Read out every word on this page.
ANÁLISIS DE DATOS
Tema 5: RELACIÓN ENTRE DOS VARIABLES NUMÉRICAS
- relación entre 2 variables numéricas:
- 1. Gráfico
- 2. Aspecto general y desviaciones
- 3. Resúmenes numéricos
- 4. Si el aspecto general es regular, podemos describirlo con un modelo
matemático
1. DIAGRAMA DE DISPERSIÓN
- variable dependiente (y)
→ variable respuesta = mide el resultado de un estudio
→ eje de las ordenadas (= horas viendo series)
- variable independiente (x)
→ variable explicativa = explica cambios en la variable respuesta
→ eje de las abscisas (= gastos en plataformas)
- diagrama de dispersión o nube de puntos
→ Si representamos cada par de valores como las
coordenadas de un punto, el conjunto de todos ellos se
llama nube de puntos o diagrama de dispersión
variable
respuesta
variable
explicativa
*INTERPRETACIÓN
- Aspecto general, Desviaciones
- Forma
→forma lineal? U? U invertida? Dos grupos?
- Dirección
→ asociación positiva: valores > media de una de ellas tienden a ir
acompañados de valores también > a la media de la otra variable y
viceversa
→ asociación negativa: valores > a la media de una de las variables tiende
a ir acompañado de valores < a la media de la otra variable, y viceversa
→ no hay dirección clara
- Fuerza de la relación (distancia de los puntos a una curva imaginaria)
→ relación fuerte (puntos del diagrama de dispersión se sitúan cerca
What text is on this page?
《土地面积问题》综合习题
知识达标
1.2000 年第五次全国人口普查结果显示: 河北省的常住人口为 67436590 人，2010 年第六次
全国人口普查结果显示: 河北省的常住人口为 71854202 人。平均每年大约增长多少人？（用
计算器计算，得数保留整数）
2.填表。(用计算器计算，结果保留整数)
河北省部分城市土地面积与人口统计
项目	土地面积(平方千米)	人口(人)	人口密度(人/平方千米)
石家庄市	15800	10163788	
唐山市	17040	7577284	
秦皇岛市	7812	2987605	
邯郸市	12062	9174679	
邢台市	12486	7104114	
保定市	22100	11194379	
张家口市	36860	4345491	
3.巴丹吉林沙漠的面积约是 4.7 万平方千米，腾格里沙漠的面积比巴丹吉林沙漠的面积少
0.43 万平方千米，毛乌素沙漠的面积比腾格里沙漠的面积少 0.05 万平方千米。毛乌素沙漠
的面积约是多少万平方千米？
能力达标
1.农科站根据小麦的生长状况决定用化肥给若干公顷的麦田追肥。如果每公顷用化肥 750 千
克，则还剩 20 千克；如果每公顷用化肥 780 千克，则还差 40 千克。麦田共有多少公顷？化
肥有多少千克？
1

........

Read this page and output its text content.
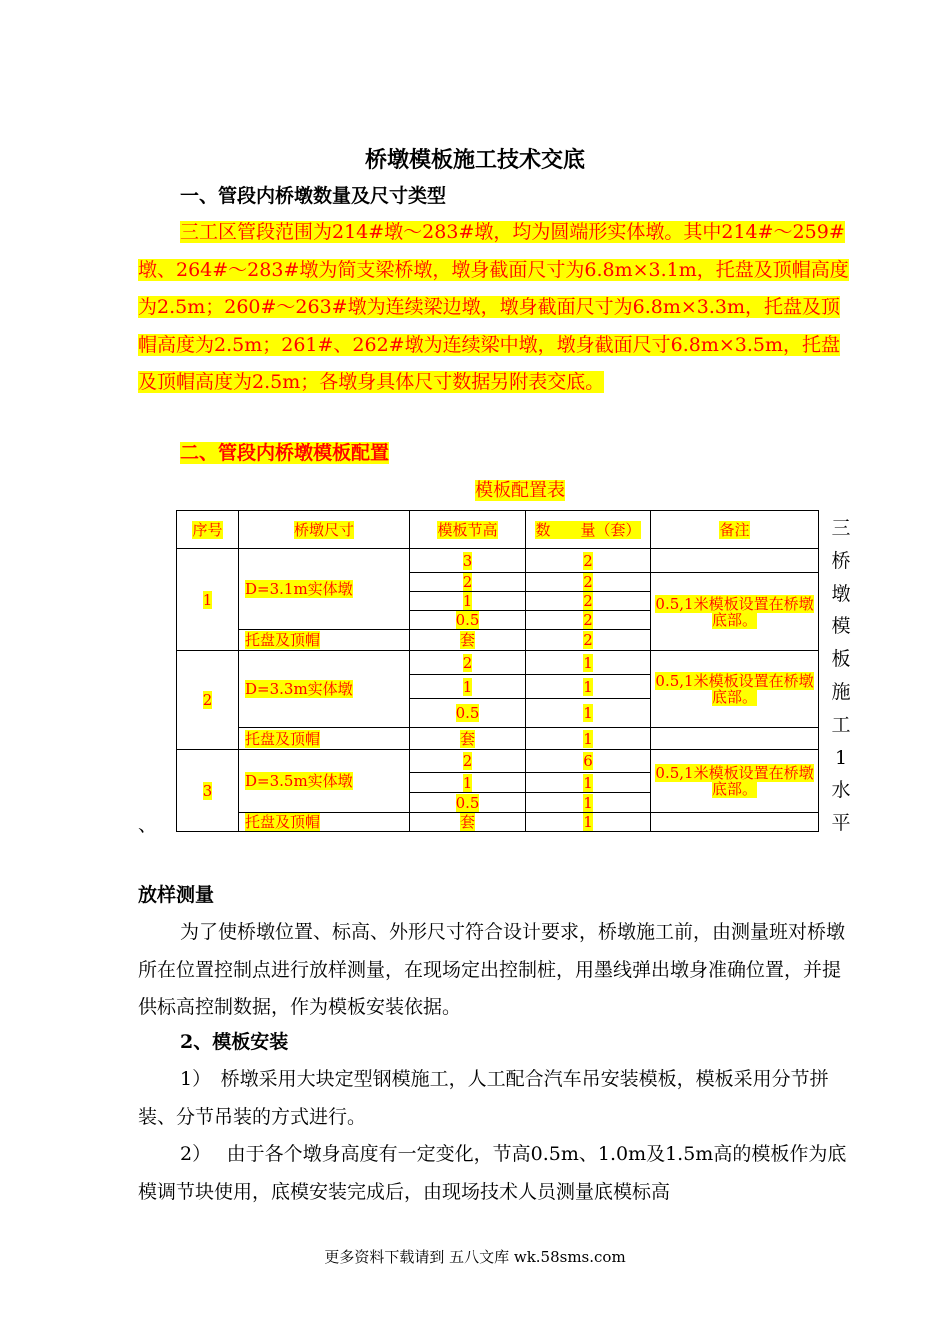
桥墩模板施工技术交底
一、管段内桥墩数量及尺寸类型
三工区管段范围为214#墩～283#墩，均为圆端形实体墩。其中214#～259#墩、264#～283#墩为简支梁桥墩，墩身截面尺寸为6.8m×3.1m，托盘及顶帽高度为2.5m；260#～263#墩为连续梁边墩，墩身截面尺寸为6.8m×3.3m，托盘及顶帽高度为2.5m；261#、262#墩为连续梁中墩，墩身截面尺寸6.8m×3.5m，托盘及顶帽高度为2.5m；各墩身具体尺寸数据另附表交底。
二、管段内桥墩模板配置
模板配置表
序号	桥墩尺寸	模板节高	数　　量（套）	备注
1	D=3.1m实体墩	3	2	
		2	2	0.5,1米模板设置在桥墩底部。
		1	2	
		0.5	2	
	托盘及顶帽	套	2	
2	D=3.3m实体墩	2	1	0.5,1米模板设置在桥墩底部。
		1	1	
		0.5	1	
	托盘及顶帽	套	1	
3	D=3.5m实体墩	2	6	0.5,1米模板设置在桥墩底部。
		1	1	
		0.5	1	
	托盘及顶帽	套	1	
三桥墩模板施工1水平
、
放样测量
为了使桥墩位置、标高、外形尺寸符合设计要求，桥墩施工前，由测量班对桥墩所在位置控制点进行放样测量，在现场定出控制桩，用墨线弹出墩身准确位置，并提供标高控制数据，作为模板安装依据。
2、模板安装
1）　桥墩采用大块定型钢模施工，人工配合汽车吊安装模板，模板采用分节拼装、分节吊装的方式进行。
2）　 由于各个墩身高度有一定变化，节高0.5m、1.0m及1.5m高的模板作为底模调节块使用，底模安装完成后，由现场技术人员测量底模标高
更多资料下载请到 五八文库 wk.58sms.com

........

# Exercise objective:
Make a list of all lines in the data that contain "otra".

# Full output:
acompañados de valores también > a la media de la otra variable y
a ir acompañado de valores < a la media de la otra variable, y viceversa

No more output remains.